[Directions] All entries are to be quoted exactly; the images stay out of the copy.

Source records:
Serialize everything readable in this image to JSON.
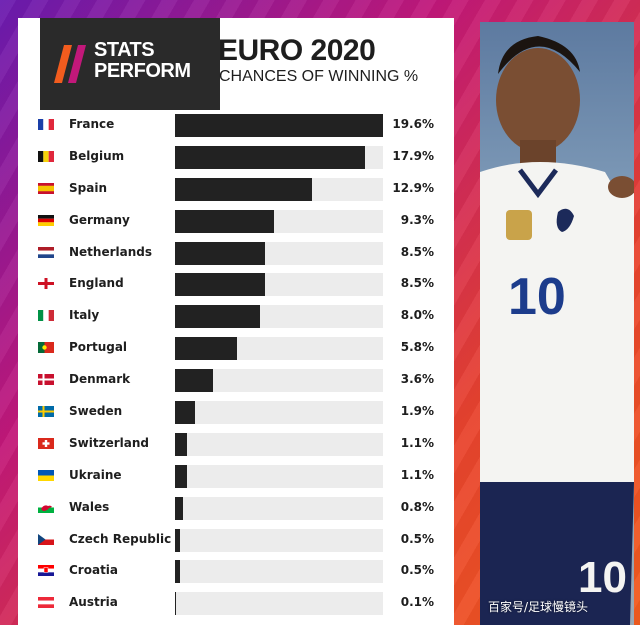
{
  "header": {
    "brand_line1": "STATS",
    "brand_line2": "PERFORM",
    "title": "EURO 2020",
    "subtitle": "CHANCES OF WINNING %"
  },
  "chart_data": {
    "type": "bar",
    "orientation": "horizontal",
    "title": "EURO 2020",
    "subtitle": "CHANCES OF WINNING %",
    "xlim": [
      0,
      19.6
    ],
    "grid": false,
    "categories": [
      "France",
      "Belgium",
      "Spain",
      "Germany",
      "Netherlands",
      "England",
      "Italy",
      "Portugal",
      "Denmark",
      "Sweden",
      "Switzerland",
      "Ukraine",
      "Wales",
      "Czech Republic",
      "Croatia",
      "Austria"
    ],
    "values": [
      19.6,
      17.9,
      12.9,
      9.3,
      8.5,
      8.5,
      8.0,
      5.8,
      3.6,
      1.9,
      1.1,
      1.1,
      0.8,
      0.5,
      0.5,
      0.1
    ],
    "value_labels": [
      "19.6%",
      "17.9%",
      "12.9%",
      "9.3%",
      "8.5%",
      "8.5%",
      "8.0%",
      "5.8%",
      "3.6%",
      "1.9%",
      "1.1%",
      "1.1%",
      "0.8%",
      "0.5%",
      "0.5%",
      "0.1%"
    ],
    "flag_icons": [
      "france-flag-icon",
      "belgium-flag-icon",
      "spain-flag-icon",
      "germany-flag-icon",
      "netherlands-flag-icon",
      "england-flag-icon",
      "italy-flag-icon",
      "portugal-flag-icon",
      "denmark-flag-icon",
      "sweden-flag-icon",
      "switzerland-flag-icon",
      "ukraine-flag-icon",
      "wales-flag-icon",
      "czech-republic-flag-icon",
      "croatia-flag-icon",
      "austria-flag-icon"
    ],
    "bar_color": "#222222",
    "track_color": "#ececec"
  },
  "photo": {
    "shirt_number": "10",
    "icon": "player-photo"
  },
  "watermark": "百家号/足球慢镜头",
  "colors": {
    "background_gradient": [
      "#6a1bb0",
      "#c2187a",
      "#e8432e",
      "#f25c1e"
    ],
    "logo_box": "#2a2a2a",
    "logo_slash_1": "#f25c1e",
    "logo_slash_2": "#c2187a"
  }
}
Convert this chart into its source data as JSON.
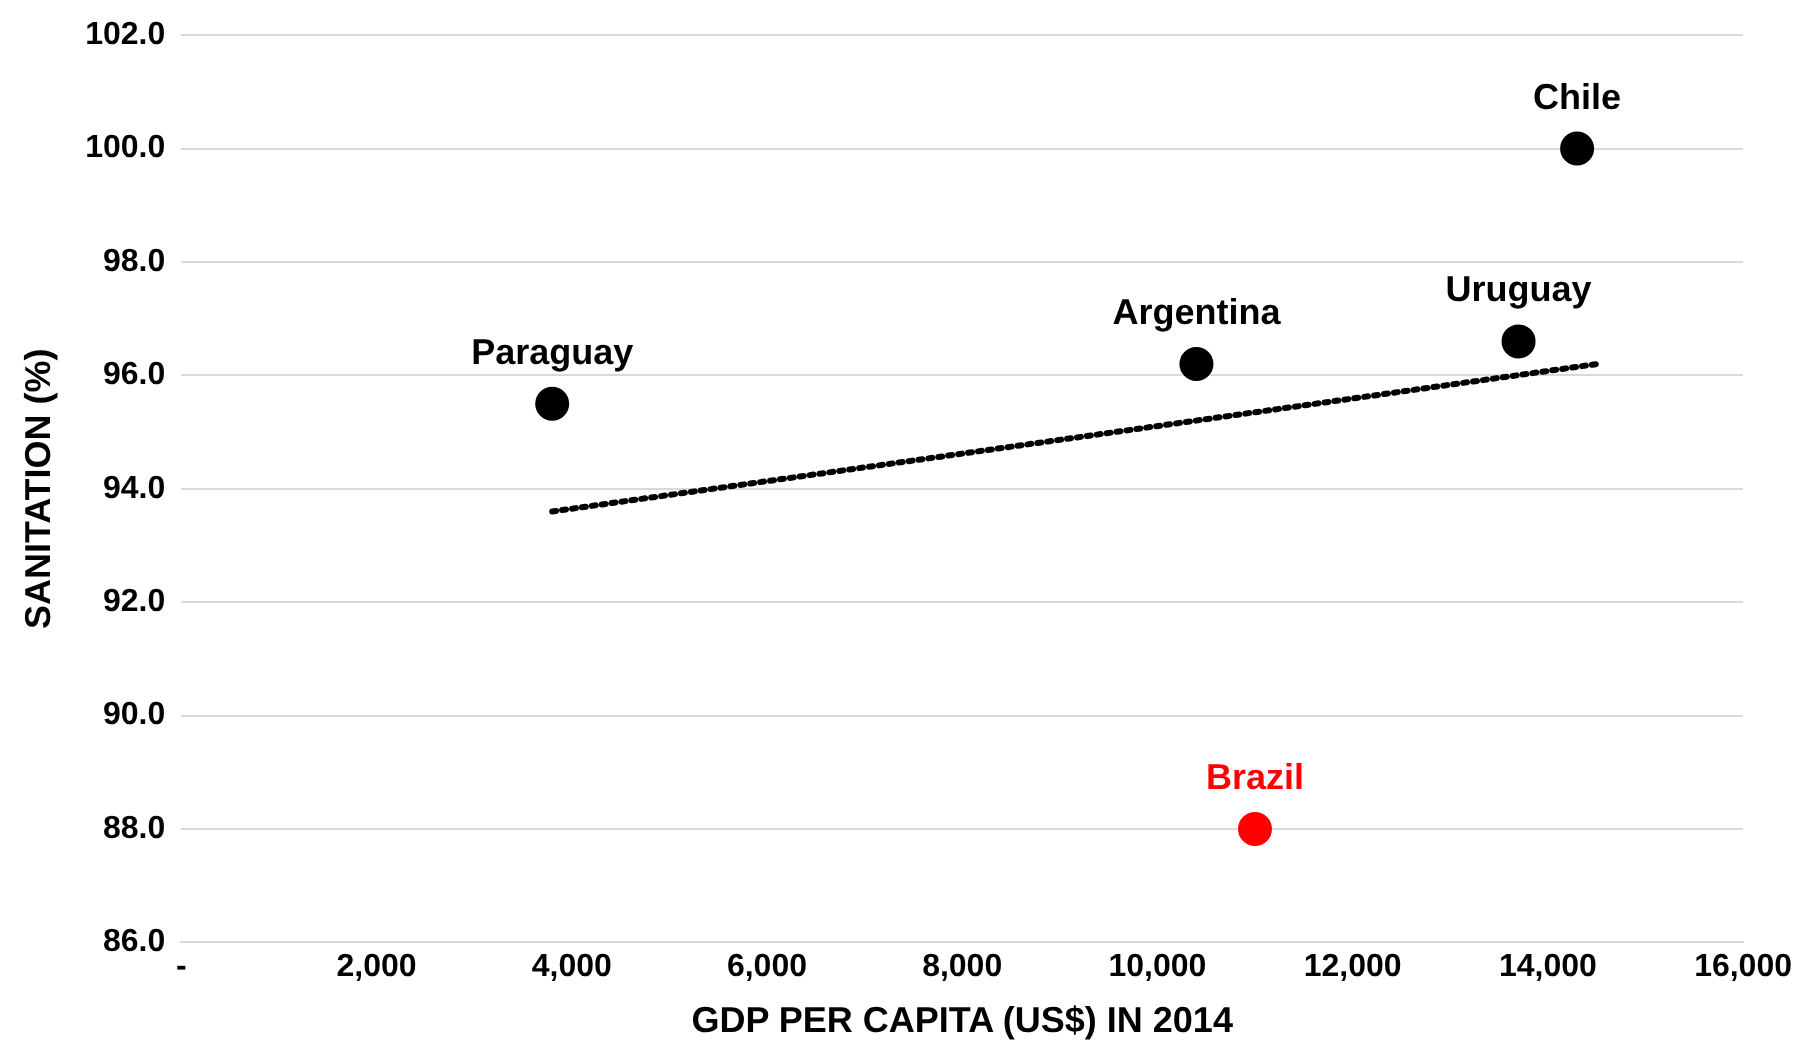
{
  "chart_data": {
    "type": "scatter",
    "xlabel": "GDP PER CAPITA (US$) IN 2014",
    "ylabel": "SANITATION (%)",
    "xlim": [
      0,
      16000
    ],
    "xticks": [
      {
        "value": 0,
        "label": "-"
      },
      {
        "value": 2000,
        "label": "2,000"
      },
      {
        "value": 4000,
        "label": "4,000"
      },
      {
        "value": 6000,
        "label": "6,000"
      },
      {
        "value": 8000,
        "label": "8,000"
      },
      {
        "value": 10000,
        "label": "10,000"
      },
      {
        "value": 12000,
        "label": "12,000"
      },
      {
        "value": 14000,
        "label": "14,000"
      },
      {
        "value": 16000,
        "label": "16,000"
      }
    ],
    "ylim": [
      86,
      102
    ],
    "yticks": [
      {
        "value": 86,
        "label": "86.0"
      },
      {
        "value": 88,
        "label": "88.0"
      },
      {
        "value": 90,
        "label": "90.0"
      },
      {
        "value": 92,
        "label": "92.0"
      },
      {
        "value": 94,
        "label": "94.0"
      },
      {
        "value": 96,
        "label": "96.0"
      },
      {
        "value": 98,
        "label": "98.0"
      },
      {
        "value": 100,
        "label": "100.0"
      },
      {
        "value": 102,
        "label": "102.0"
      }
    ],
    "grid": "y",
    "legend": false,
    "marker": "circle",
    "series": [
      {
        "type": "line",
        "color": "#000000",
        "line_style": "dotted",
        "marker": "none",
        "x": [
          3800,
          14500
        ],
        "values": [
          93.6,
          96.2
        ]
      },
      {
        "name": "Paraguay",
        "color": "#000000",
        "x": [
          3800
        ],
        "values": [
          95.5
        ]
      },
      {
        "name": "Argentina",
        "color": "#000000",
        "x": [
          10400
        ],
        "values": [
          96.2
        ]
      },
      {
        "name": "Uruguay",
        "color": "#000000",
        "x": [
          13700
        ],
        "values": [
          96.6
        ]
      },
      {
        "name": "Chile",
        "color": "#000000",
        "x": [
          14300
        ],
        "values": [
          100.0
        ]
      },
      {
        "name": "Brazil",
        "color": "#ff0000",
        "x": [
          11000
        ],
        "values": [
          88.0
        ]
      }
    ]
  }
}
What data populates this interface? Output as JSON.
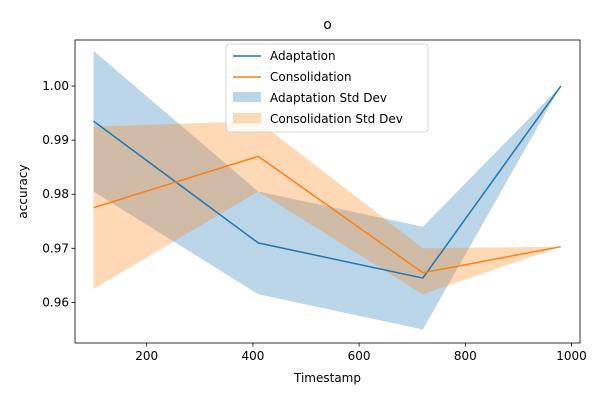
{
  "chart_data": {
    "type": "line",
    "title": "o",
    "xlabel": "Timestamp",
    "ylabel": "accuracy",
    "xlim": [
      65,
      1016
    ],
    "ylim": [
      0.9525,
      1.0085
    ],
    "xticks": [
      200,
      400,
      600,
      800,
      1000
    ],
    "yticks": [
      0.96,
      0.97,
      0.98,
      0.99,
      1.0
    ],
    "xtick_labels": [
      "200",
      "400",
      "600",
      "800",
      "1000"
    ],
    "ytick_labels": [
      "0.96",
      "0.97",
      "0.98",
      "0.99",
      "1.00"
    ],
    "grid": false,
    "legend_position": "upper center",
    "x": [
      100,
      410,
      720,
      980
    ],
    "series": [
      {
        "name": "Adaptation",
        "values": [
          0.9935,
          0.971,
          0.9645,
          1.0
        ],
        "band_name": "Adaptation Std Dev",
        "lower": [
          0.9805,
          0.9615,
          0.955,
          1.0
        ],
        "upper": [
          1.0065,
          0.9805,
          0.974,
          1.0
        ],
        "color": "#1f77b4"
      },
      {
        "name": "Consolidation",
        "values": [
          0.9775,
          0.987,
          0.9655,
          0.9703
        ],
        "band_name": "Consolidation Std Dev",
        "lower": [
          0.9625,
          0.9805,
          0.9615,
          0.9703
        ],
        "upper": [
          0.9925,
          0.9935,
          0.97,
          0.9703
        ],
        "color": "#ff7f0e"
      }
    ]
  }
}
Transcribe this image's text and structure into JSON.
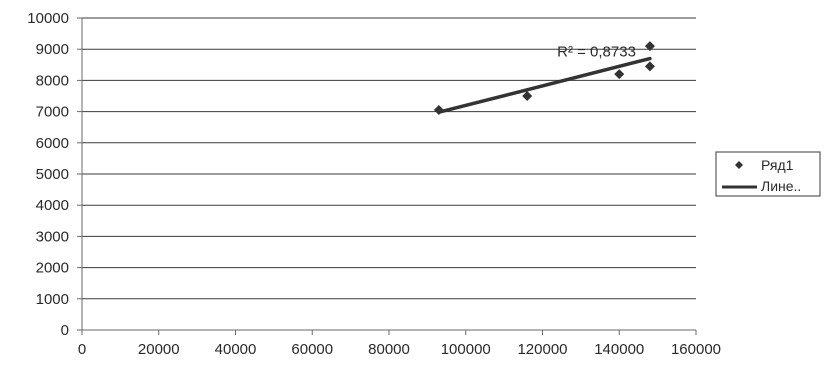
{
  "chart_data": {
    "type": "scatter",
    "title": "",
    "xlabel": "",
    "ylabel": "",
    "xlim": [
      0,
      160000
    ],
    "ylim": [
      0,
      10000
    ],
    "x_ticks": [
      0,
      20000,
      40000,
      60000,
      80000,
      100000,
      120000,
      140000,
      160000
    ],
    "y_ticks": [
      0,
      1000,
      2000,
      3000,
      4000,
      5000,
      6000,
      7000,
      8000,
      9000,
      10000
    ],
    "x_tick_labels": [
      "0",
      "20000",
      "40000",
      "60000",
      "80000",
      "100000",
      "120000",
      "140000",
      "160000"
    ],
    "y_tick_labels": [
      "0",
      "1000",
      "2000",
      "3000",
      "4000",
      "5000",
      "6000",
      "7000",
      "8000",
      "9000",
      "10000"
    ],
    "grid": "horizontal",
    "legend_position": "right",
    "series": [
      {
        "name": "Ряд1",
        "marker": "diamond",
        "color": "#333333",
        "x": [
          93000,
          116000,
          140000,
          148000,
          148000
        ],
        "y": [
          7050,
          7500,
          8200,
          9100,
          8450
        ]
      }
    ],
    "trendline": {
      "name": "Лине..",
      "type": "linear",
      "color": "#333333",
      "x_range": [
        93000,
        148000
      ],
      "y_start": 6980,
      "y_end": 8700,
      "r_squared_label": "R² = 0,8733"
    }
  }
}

[Task solution]
Serialize everything readable in this image to JSON.
{
  "header": {
    "brand_line1": "STATS",
    "brand_line2": "PERFORM",
    "title": "EURO 2020",
    "subtitle": "CHANCES OF WINNING %"
  },
  "chart_data": {
    "type": "bar",
    "orientation": "horizontal",
    "title": "EURO 2020",
    "subtitle": "CHANCES OF WINNING %",
    "xlim": [
      0,
      19.6
    ],
    "grid": false,
    "categories": [
      "France",
      "Belgium",
      "Spain",
      "Germany",
      "Netherlands",
      "England",
      "Italy",
      "Portugal",
      "Denmark",
      "Sweden",
      "Switzerland",
      "Ukraine",
      "Wales",
      "Czech Republic",
      "Croatia",
      "Austria"
    ],
    "values": [
      19.6,
      17.9,
      12.9,
      9.3,
      8.5,
      8.5,
      8.0,
      5.8,
      3.6,
      1.9,
      1.1,
      1.1,
      0.8,
      0.5,
      0.5,
      0.1
    ],
    "value_labels": [
      "19.6%",
      "17.9%",
      "12.9%",
      "9.3%",
      "8.5%",
      "8.5%",
      "8.0%",
      "5.8%",
      "3.6%",
      "1.9%",
      "1.1%",
      "1.1%",
      "0.8%",
      "0.5%",
      "0.5%",
      "0.1%"
    ],
    "flag_icons": [
      "france-flag-icon",
      "belgium-flag-icon",
      "spain-flag-icon",
      "germany-flag-icon",
      "netherlands-flag-icon",
      "england-flag-icon",
      "italy-flag-icon",
      "portugal-flag-icon",
      "denmark-flag-icon",
      "sweden-flag-icon",
      "switzerland-flag-icon",
      "ukraine-flag-icon",
      "wales-flag-icon",
      "czech-republic-flag-icon",
      "croatia-flag-icon",
      "austria-flag-icon"
    ],
    "bar_color": "#222222",
    "track_color": "#ececec"
  },
  "photo": {
    "shirt_number": "10",
    "icon": "player-photo"
  },
  "watermark": "百家号/足球慢镜头",
  "colors": {
    "background_gradient": [
      "#6a1bb0",
      "#c2187a",
      "#e8432e",
      "#f25c1e"
    ],
    "logo_box": "#2a2a2a",
    "logo_slash_1": "#f25c1e",
    "logo_slash_2": "#c2187a"
  }
}
Convert this chart into its source data as JSON.
{
  "chart_data": {
    "type": "scatter",
    "xlabel": "GDP PER CAPITA (US$) IN 2014",
    "ylabel": "SANITATION (%)",
    "xlim": [
      0,
      16000
    ],
    "xticks": [
      {
        "value": 0,
        "label": "-"
      },
      {
        "value": 2000,
        "label": "2,000"
      },
      {
        "value": 4000,
        "label": "4,000"
      },
      {
        "value": 6000,
        "label": "6,000"
      },
      {
        "value": 8000,
        "label": "8,000"
      },
      {
        "value": 10000,
        "label": "10,000"
      },
      {
        "value": 12000,
        "label": "12,000"
      },
      {
        "value": 14000,
        "label": "14,000"
      },
      {
        "value": 16000,
        "label": "16,000"
      }
    ],
    "ylim": [
      86,
      102
    ],
    "yticks": [
      {
        "value": 86,
        "label": "86.0"
      },
      {
        "value": 88,
        "label": "88.0"
      },
      {
        "value": 90,
        "label": "90.0"
      },
      {
        "value": 92,
        "label": "92.0"
      },
      {
        "value": 94,
        "label": "94.0"
      },
      {
        "value": 96,
        "label": "96.0"
      },
      {
        "value": 98,
        "label": "98.0"
      },
      {
        "value": 100,
        "label": "100.0"
      },
      {
        "value": 102,
        "label": "102.0"
      }
    ],
    "grid": "y",
    "legend": false,
    "marker": "circle",
    "series": [
      {
        "type": "line",
        "color": "#000000",
        "line_style": "dotted",
        "marker": "none",
        "x": [
          3800,
          14500
        ],
        "values": [
          93.6,
          96.2
        ]
      },
      {
        "name": "Paraguay",
        "color": "#000000",
        "x": [
          3800
        ],
        "values": [
          95.5
        ]
      },
      {
        "name": "Argentina",
        "color": "#000000",
        "x": [
          10400
        ],
        "values": [
          96.2
        ]
      },
      {
        "name": "Uruguay",
        "color": "#000000",
        "x": [
          13700
        ],
        "values": [
          96.6
        ]
      },
      {
        "name": "Chile",
        "color": "#000000",
        "x": [
          14300
        ],
        "values": [
          100.0
        ]
      },
      {
        "name": "Brazil",
        "color": "#ff0000",
        "x": [
          11000
        ],
        "values": [
          88.0
        ]
      }
    ]
  }
}
What data populates this interface? Output as JSON.
{
  "chart_data": {
    "type": "line",
    "title": "o",
    "xlabel": "Timestamp",
    "ylabel": "accuracy",
    "xlim": [
      65,
      1016
    ],
    "ylim": [
      0.9525,
      1.0085
    ],
    "xticks": [
      200,
      400,
      600,
      800,
      1000
    ],
    "yticks": [
      0.96,
      0.97,
      0.98,
      0.99,
      1.0
    ],
    "xtick_labels": [
      "200",
      "400",
      "600",
      "800",
      "1000"
    ],
    "ytick_labels": [
      "0.96",
      "0.97",
      "0.98",
      "0.99",
      "1.00"
    ],
    "grid": false,
    "legend_position": "upper center",
    "x": [
      100,
      410,
      720,
      980
    ],
    "series": [
      {
        "name": "Adaptation",
        "values": [
          0.9935,
          0.971,
          0.9645,
          1.0
        ],
        "band_name": "Adaptation Std Dev",
        "lower": [
          0.9805,
          0.9615,
          0.955,
          1.0
        ],
        "upper": [
          1.0065,
          0.9805,
          0.974,
          1.0
        ],
        "color": "#1f77b4"
      },
      {
        "name": "Consolidation",
        "values": [
          0.9775,
          0.987,
          0.9655,
          0.9703
        ],
        "band_name": "Consolidation Std Dev",
        "lower": [
          0.9625,
          0.9805,
          0.9615,
          0.9703
        ],
        "upper": [
          0.9925,
          0.9935,
          0.97,
          0.9703
        ],
        "color": "#ff7f0e"
      }
    ]
  }
}
Transcribe this image's text and structure into JSON.
{
  "chart_data": {
    "type": "scatter",
    "title": "",
    "xlabel": "",
    "ylabel": "",
    "xlim": [
      0,
      160000
    ],
    "ylim": [
      0,
      10000
    ],
    "x_ticks": [
      0,
      20000,
      40000,
      60000,
      80000,
      100000,
      120000,
      140000,
      160000
    ],
    "y_ticks": [
      0,
      1000,
      2000,
      3000,
      4000,
      5000,
      6000,
      7000,
      8000,
      9000,
      10000
    ],
    "x_tick_labels": [
      "0",
      "20000",
      "40000",
      "60000",
      "80000",
      "100000",
      "120000",
      "140000",
      "160000"
    ],
    "y_tick_labels": [
      "0",
      "1000",
      "2000",
      "3000",
      "4000",
      "5000",
      "6000",
      "7000",
      "8000",
      "9000",
      "10000"
    ],
    "grid": "horizontal",
    "legend_position": "right",
    "series": [
      {
        "name": "Ряд1",
        "marker": "diamond",
        "color": "#333333",
        "x": [
          93000,
          116000,
          140000,
          148000,
          148000
        ],
        "y": [
          7050,
          7500,
          8200,
          9100,
          8450
        ]
      }
    ],
    "trendline": {
      "name": "Лине..",
      "type": "linear",
      "color": "#333333",
      "x_range": [
        93000,
        148000
      ],
      "y_start": 6980,
      "y_end": 8700,
      "r_squared_label": "R² = 0,8733"
    }
  }
}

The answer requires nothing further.